■ Brief 1
Count the lines of the listing below that contain the string "left", treating uppercase and lowercase letters as different, and give only the number.

-*-*-

Share your dilemmas and get honest opinions from other Mumsnetters.

To think this single parent has it relatively easy?

467 replies

coffeeforone · 24/10/2019 07:43

A close friend constantly reminds me and others that she is a 'single parent' and how difficult it is for her and other SPs, I apparently have it so much easier as there are two of us. May be true, but in reality I think she has no idea how easy her life is. She has two primary aged kids (so SN) and works full time in the school that her kids go to, term time only so childcare is not an issue. If she wants to earn extra cash she can help out at wraparound clubs and the school doesn't charge for her kids to attend.

Her ExDH is a great dad which she admits herself, he financially supports her and collects kids every Friday from school and keeps them until Sunday midday, so both her weekend evenings and all day Saturday are completely free for her to do as she likes. She also has two sets of youngish GPs who she is on good terms with and will drop everything to take the kids whenever she asks (say they are off school sick or she has a work commitment/parents evening).

However, If she encounters other lone parents she will always empathise with them 'I know exactly how you feel, it's really hard doing it 'all alone', etc, etc). I just feel she doesn't have it that bad and it's a bit of a kick in the teeth for the other person when they realise her setup! Am I missing something that would make her life much harder than say a couple with two young kids?

OP posts:
NewName73 · 24/10/2019 08:11

I disagree. YABVU.

Being a single parent isn't just about managing the practicalities of day to day life, it is about bearing the full burden of responsibility for everything alone, having to make decisions on your own, etc etc.

Derbee · 24/10/2019 08:12

What’s the old saying? With friends like you...
YABU. She spends all week physically and mentally looking after the children on her own. She doesn’t get any fun time on weekends to spend with them.

-*-*-

■ Brief 2
Repeat part of the forum thread above word for word, beginning at "A close friend" and stopping after "kids to attend.".

Raw records
-*-*-

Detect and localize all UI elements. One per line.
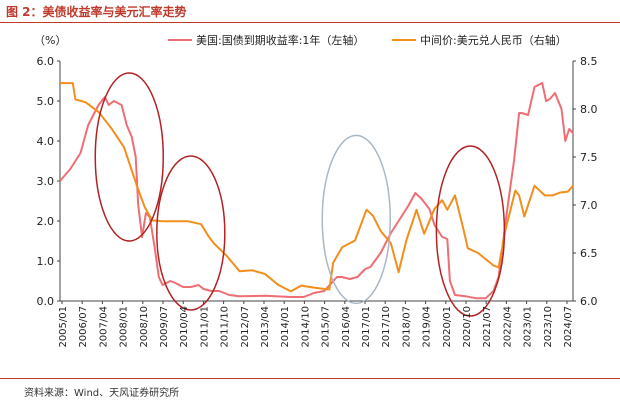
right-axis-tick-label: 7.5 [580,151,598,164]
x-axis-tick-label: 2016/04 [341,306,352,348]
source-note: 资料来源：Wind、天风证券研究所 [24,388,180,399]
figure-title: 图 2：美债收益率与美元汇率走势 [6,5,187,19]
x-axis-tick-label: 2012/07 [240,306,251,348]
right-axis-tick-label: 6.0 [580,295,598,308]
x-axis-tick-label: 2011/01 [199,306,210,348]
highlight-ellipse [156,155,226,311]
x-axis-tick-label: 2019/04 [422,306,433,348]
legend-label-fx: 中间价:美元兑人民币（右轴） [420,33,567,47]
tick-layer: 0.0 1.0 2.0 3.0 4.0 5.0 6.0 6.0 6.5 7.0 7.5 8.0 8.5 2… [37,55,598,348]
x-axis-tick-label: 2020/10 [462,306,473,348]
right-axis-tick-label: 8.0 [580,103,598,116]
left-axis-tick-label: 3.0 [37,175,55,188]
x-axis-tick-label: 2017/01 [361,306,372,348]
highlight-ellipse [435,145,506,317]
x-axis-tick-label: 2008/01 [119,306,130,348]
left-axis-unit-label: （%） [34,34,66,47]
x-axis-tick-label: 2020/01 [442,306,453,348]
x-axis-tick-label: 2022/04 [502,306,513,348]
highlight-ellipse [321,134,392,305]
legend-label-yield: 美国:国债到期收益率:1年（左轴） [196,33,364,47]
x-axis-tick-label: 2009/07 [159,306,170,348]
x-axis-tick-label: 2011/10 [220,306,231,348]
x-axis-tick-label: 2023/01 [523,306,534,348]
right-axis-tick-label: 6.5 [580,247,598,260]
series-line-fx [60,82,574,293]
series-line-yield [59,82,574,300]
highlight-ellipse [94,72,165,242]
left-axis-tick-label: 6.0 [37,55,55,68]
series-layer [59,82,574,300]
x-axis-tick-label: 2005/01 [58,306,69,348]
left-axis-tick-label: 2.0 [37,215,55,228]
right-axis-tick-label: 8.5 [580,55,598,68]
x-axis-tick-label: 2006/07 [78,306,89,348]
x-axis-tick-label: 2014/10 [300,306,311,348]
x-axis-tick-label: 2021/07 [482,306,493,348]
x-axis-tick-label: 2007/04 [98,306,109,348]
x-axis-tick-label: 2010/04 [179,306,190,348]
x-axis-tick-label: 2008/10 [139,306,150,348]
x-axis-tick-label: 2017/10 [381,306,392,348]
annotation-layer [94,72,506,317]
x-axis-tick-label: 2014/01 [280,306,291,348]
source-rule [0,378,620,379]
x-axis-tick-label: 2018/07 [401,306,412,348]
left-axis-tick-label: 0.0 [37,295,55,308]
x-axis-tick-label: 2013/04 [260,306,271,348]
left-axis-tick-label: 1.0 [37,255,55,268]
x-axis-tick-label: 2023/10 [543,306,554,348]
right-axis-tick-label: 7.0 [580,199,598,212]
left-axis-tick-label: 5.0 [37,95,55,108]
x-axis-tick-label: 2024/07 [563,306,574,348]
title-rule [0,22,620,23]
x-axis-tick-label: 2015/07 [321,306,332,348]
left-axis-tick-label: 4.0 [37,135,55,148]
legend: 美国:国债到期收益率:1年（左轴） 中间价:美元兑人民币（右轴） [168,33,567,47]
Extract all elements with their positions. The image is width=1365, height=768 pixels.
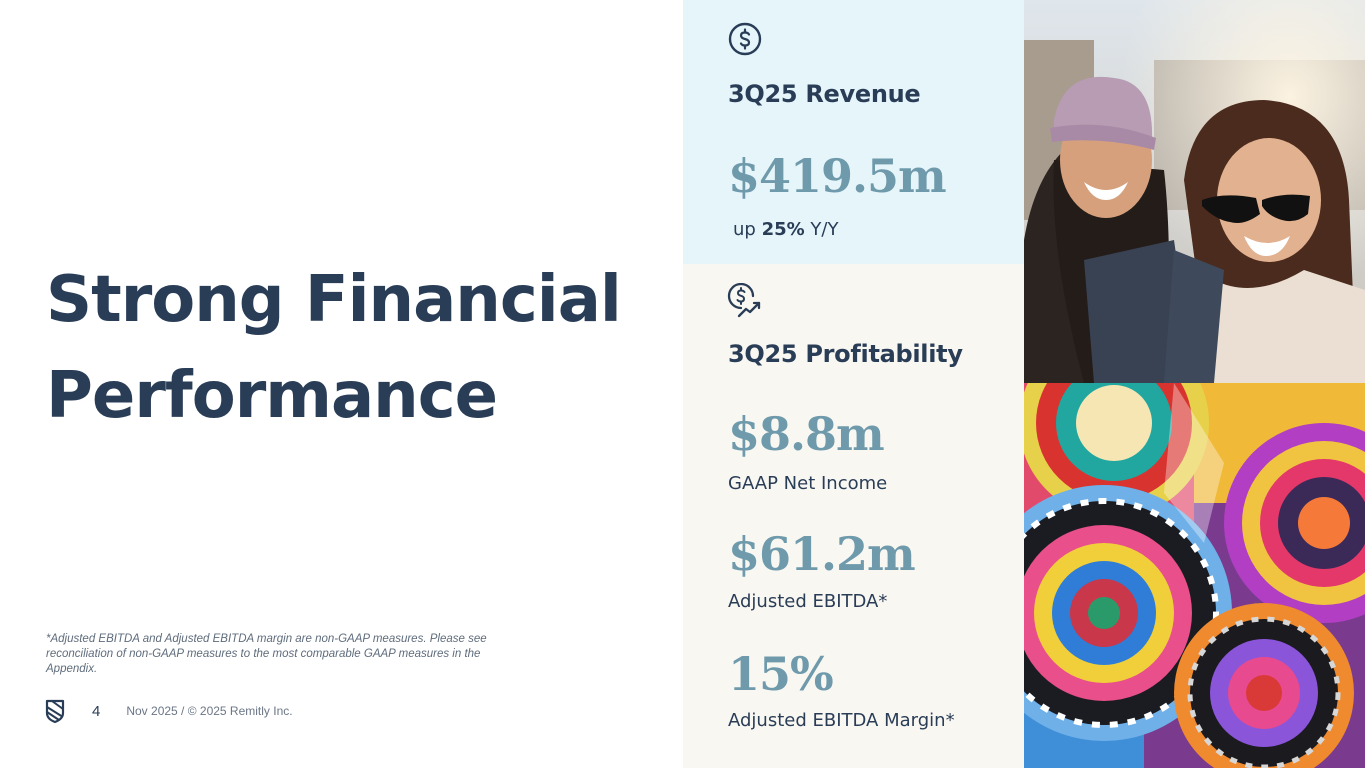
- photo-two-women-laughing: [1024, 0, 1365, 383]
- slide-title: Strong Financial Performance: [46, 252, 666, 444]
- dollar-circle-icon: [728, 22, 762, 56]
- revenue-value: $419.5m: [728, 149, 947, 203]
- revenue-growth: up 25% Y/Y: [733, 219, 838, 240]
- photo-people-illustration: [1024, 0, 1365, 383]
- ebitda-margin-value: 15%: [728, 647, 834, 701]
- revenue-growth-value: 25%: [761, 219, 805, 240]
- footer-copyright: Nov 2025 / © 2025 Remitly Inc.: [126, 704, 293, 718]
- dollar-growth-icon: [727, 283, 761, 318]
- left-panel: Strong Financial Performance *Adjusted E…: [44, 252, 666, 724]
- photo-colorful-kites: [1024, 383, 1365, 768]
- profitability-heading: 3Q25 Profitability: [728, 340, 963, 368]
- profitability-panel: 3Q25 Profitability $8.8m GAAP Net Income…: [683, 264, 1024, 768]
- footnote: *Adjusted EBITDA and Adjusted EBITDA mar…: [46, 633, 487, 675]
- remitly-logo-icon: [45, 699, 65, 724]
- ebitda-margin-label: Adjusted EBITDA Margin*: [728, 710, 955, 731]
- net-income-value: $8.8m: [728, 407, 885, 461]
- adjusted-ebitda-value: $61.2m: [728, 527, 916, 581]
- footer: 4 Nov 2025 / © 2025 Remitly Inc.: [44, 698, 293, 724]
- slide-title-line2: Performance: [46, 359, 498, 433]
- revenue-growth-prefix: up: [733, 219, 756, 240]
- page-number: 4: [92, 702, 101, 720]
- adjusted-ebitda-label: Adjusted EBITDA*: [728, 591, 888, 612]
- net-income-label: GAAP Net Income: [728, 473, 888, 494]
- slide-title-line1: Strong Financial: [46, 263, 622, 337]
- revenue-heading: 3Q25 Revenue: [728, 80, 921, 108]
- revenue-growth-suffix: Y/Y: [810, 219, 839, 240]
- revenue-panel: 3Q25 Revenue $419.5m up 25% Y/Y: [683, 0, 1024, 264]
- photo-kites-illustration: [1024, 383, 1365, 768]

-*-*-

■ Right answer 1
9

■ Right answer 2
A close friend constantly reminds me and others that she is a 'single parent' and how difficult it is for her and other SPs, I apparently have it so much easier as there are two of us. May be true, but in reality I think she has no idea how easy her life is. She has two primary aged kids (so SN) and works full time in the school that her kids go to, term time only so childcare is not an issue. If she wants to earn extra cash she can help out at wraparound clubs and the school doesn't charge for her kids to attend.